Task:
Copy down every line where the string "більше" shows up.

* * * * *

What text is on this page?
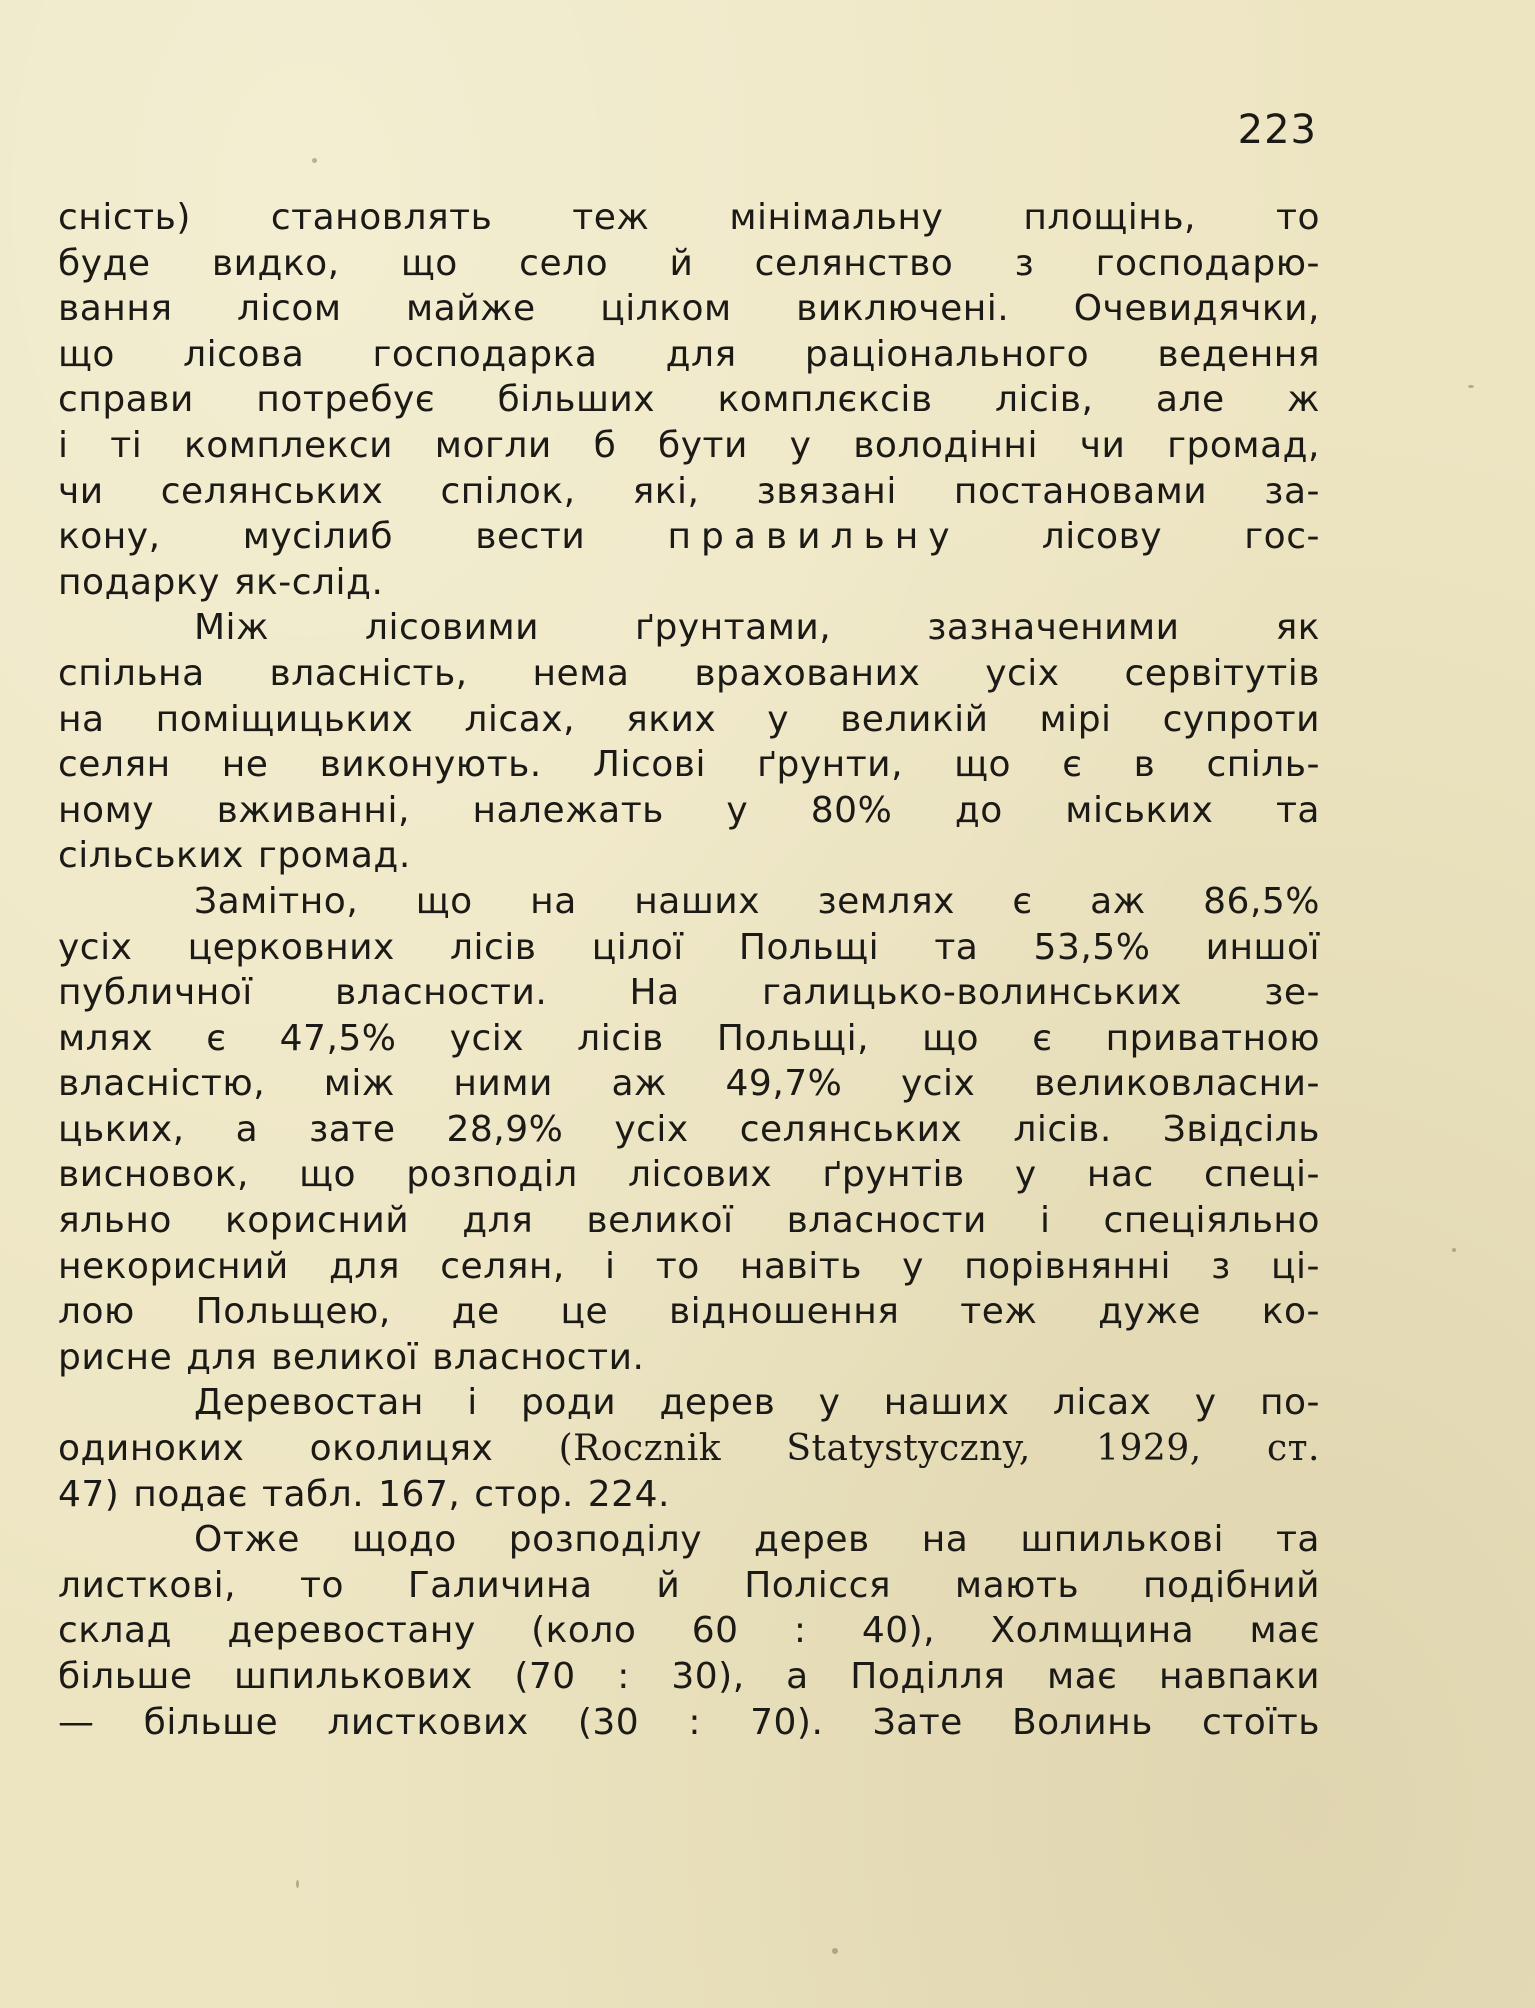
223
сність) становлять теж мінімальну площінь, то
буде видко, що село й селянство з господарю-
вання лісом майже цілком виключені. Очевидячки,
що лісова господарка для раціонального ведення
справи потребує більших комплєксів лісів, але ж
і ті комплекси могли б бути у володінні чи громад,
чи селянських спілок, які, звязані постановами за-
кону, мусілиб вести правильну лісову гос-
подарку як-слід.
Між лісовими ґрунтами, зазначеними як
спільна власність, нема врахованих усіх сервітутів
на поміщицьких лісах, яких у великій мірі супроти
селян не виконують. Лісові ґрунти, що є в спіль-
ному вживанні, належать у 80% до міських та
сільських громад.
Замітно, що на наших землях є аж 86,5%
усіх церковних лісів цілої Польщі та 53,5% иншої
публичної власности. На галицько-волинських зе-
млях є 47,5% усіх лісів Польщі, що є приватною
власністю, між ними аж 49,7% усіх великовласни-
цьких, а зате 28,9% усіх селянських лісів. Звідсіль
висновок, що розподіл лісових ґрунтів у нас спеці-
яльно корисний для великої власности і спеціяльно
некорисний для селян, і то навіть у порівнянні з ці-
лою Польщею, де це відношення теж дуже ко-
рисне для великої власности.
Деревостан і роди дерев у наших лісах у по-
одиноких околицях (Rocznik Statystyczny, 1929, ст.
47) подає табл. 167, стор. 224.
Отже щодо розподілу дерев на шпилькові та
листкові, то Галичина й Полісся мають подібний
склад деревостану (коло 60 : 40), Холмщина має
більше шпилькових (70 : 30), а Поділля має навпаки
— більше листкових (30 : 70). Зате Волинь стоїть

* * * * *

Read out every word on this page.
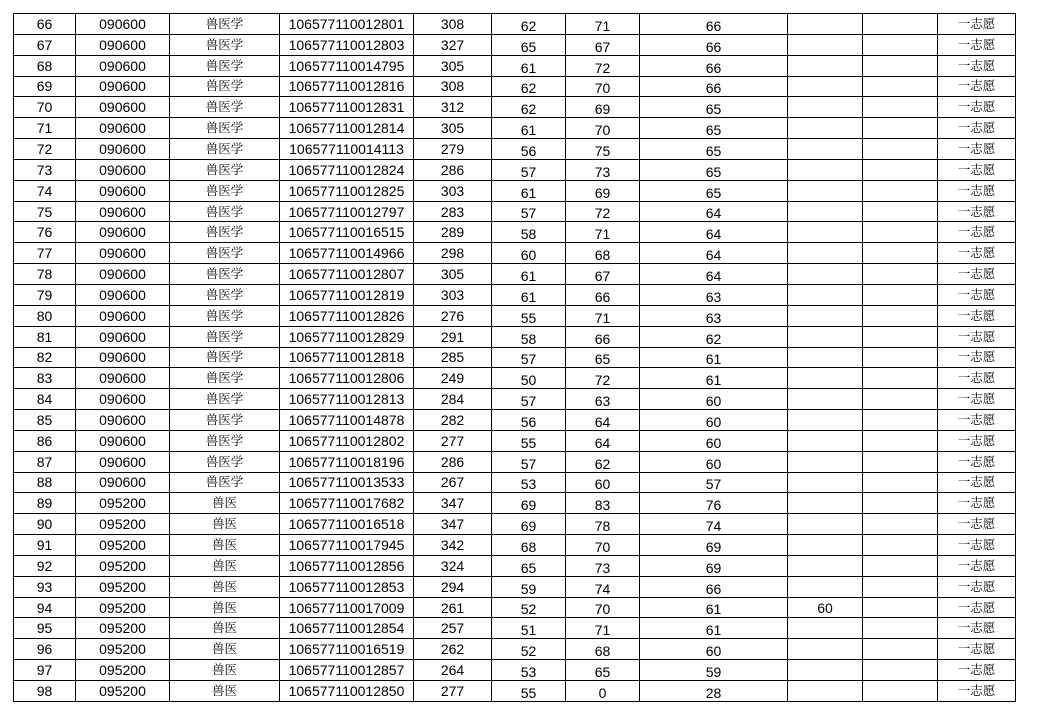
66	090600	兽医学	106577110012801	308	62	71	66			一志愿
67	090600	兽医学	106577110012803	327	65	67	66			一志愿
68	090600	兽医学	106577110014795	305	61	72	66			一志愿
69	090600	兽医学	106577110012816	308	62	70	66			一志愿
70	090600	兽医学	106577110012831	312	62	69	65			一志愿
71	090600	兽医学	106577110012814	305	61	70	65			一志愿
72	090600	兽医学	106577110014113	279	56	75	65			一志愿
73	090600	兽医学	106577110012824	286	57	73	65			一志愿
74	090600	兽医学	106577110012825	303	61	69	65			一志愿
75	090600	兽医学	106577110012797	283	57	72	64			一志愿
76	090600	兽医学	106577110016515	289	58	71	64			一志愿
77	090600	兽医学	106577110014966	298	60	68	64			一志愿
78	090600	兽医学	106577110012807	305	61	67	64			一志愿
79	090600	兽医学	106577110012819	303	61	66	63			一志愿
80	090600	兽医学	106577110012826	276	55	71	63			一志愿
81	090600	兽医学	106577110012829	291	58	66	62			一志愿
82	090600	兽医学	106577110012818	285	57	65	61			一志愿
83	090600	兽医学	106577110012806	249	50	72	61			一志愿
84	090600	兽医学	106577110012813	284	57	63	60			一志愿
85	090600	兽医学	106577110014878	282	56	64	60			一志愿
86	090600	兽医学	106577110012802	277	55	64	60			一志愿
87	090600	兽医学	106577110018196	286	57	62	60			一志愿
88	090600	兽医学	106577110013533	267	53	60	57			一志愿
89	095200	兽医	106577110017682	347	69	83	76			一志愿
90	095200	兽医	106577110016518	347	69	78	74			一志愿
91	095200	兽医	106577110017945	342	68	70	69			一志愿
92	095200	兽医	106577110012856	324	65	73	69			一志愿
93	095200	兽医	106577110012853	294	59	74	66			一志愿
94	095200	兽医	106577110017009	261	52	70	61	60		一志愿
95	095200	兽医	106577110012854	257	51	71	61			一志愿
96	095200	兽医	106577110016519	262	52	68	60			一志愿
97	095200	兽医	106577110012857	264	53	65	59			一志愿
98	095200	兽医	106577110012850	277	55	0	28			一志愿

* * * * *

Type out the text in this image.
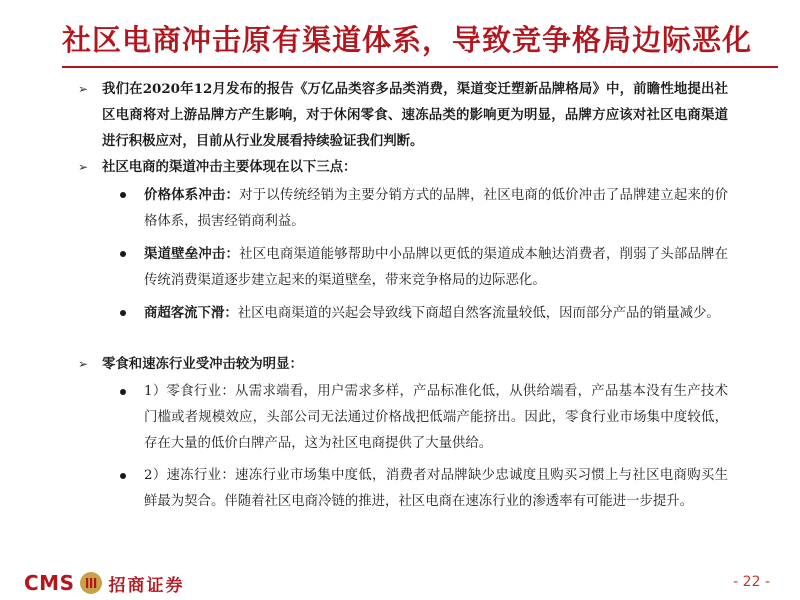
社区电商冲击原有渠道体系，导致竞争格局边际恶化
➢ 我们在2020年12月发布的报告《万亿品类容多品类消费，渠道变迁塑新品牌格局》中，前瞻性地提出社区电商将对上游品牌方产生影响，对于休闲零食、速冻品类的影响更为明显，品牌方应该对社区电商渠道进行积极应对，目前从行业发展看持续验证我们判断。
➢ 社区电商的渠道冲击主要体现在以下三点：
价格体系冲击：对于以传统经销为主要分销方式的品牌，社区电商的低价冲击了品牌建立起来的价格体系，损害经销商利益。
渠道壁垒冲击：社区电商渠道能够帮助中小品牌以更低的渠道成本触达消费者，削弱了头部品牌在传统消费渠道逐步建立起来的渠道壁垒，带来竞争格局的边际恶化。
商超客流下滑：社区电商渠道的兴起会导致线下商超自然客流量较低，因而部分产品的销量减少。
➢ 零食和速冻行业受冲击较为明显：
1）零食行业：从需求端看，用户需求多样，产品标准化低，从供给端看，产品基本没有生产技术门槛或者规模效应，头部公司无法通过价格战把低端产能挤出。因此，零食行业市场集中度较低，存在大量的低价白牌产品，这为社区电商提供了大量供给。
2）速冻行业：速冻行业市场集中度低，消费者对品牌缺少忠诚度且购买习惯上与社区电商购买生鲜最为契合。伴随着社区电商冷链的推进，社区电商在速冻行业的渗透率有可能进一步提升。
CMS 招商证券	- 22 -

* * * * *

Task response:
більше шпилькових (70 : 30), а Поділля має навпаки
— більше листкових (30 : 70). Зате Волинь стоїть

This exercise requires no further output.